### Work required:
Where a line contains the string "triangle", copy that line.

### Rows:
---+---

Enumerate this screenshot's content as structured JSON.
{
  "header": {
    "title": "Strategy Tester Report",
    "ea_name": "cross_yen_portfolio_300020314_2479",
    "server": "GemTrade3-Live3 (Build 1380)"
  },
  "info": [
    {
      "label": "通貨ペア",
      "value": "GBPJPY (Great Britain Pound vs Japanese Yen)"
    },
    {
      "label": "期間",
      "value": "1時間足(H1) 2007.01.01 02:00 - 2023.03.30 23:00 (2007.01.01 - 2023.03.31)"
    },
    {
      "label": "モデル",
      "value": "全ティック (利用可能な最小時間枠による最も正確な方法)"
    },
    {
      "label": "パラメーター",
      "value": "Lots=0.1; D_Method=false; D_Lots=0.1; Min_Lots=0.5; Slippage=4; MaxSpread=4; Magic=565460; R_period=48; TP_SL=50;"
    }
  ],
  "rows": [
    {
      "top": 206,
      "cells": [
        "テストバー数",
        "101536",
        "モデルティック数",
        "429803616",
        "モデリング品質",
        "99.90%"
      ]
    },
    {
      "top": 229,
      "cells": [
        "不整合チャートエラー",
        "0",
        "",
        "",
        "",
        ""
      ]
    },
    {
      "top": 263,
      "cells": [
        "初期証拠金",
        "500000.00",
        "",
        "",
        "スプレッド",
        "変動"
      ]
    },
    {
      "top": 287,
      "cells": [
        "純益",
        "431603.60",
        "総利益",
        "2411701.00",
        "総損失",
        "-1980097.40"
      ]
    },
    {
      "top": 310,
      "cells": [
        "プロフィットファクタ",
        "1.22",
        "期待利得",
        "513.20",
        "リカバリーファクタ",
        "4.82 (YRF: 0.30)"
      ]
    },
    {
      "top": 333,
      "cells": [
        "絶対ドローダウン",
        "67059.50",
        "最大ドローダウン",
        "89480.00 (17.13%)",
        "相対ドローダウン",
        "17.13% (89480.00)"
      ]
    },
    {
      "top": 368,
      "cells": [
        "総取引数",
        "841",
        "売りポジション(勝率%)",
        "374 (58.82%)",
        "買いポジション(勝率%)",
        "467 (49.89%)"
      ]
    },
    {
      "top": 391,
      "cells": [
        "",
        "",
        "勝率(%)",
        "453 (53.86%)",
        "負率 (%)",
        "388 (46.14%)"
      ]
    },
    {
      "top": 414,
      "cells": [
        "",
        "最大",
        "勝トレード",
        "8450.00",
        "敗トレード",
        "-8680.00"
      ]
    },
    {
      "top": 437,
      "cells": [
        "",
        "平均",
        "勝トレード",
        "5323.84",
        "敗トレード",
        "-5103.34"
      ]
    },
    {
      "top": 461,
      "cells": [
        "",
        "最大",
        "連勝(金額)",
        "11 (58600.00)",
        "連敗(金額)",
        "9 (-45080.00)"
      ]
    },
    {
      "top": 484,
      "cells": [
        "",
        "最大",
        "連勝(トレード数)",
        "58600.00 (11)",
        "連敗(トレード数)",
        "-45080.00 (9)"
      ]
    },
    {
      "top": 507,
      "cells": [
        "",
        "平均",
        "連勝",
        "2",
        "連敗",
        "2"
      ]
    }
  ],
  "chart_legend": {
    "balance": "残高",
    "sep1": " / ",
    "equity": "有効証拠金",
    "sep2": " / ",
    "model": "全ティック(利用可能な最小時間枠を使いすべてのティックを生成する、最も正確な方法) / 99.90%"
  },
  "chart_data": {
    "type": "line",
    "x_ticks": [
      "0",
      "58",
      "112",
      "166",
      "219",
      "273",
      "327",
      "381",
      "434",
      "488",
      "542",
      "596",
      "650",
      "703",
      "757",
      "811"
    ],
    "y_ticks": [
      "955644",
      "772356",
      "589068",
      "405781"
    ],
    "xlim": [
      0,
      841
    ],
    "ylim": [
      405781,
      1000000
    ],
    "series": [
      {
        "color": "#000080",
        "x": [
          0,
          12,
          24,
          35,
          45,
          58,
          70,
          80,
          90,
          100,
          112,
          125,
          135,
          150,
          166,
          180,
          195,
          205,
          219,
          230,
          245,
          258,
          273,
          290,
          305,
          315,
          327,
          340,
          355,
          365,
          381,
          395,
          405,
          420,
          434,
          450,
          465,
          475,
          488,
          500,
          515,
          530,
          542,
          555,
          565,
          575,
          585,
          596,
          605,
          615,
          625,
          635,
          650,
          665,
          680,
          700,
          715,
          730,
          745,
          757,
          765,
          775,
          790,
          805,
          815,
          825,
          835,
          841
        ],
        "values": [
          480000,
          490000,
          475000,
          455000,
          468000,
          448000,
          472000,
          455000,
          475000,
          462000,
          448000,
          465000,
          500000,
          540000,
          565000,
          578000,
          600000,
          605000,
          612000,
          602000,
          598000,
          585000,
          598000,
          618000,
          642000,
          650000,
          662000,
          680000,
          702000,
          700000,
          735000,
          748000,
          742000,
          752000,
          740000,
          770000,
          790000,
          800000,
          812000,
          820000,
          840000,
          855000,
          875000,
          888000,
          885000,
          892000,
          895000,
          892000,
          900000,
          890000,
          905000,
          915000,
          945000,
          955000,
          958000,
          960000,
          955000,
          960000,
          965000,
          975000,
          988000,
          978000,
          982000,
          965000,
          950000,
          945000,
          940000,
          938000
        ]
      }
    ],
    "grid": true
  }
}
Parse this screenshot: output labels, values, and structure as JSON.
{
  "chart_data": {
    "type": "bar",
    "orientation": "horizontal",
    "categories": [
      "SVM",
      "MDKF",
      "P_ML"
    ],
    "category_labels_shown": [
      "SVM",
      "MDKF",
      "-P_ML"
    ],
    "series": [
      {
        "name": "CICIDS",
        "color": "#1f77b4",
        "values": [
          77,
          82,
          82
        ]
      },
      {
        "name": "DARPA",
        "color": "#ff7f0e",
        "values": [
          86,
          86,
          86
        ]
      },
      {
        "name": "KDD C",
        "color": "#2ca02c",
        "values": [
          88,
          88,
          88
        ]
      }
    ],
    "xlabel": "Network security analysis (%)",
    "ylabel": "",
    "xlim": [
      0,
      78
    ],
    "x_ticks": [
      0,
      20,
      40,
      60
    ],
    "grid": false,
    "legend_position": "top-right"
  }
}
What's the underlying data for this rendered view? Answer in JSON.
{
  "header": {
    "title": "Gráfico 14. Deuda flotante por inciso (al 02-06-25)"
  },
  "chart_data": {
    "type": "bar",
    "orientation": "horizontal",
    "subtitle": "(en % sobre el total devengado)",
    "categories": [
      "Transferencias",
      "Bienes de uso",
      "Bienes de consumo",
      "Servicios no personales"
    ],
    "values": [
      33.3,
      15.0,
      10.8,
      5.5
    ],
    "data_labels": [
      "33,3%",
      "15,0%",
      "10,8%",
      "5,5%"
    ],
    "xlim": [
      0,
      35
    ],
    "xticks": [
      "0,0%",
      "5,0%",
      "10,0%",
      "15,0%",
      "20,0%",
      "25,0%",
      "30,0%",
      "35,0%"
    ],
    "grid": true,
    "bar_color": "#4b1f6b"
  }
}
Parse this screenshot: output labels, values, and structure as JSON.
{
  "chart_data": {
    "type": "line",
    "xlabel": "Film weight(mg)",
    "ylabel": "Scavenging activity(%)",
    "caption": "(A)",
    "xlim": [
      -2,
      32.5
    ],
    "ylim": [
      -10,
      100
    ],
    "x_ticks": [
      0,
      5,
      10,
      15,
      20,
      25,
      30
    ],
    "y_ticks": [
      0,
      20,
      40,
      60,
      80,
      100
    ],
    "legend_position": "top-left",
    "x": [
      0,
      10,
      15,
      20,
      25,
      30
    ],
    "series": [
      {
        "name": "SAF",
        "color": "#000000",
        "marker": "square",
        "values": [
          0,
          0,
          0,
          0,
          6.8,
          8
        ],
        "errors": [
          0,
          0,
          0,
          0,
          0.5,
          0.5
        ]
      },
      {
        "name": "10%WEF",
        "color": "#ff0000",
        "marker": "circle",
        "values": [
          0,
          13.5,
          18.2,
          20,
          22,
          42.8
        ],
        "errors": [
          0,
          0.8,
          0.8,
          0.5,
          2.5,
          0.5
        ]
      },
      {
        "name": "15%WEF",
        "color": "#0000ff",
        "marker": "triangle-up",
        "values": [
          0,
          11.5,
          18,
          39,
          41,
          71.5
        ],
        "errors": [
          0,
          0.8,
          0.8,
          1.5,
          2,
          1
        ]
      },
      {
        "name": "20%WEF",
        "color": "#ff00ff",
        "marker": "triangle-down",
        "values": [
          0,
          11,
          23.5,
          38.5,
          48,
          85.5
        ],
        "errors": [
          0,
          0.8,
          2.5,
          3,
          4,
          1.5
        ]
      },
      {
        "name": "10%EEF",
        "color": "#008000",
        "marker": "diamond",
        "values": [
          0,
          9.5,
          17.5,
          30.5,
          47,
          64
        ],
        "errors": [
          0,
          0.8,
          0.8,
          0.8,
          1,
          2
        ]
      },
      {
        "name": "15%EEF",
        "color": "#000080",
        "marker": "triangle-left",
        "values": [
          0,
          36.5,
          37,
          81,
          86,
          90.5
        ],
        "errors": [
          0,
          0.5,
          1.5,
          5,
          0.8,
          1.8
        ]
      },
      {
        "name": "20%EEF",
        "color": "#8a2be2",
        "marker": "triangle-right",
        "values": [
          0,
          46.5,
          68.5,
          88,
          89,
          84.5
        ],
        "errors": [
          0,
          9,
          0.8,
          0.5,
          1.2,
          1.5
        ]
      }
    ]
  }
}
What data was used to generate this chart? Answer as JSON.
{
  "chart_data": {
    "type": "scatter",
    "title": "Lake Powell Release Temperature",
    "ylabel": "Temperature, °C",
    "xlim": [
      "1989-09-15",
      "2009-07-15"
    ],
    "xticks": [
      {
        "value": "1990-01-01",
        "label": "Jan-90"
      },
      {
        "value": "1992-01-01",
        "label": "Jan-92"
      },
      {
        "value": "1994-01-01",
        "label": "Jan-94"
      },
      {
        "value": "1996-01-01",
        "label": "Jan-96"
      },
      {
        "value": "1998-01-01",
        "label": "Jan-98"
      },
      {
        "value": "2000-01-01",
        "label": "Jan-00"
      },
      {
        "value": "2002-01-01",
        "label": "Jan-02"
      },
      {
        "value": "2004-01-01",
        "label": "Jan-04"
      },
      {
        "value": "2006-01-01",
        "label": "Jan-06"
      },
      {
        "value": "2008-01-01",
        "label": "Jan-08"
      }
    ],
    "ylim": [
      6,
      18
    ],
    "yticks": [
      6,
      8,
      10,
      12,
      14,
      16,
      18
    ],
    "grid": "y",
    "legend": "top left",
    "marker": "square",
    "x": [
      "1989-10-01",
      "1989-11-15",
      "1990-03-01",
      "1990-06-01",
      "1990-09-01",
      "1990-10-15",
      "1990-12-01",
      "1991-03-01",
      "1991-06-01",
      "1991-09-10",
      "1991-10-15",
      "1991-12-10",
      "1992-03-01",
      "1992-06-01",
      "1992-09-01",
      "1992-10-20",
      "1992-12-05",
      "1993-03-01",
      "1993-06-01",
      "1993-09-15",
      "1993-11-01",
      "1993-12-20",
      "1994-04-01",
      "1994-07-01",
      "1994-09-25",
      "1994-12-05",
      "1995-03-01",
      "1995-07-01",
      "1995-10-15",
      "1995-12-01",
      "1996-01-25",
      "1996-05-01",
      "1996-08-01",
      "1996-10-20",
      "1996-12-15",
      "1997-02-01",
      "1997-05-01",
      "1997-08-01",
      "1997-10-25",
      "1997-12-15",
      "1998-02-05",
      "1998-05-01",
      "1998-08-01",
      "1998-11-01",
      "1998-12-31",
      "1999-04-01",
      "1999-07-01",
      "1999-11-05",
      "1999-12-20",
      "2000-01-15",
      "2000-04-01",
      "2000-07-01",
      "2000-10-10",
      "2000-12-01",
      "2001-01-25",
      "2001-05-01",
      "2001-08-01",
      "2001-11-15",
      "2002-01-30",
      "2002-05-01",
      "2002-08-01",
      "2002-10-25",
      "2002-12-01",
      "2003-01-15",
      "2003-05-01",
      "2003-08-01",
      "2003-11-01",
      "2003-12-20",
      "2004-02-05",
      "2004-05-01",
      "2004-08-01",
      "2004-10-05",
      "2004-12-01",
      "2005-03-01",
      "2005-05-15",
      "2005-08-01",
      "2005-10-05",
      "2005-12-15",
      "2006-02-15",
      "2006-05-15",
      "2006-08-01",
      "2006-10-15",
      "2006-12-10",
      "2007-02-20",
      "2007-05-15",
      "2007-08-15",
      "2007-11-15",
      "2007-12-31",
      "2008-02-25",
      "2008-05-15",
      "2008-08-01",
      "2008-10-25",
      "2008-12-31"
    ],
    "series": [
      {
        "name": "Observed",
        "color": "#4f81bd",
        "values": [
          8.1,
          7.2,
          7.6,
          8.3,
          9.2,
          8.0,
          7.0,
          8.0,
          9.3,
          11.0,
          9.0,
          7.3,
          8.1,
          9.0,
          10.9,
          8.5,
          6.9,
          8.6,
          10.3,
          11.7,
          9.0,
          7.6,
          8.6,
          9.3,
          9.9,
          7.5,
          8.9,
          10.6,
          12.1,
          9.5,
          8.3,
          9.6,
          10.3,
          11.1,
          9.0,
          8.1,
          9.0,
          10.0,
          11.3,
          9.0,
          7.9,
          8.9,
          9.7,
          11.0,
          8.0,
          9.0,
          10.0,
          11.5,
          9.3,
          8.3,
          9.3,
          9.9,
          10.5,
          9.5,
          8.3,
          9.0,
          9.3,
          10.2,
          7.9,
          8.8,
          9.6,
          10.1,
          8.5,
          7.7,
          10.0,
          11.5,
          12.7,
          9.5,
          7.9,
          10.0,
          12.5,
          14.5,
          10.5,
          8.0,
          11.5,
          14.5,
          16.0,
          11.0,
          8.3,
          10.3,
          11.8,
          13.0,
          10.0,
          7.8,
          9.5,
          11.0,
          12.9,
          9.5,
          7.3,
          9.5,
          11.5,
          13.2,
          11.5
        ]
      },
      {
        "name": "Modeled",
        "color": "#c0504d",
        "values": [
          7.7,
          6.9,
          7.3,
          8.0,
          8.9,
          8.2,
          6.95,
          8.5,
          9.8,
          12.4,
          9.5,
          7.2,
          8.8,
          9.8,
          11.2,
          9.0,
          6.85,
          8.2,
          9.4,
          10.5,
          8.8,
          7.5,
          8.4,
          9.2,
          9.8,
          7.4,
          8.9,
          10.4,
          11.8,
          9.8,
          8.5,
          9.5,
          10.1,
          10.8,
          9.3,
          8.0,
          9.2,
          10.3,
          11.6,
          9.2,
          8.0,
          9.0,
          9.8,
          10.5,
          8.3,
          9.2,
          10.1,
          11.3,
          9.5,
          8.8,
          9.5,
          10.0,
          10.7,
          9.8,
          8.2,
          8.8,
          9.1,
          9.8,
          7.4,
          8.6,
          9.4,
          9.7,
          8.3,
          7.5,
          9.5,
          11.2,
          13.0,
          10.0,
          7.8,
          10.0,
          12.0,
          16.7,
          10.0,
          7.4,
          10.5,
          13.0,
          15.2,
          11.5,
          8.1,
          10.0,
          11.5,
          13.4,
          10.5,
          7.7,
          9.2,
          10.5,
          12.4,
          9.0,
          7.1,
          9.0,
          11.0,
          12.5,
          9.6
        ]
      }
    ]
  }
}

---+---

### Response to the exercise:
        "marker": "triangle-up",
        "marker": "triangle-down",
        "marker": "triangle-left",
        "marker": "triangle-right",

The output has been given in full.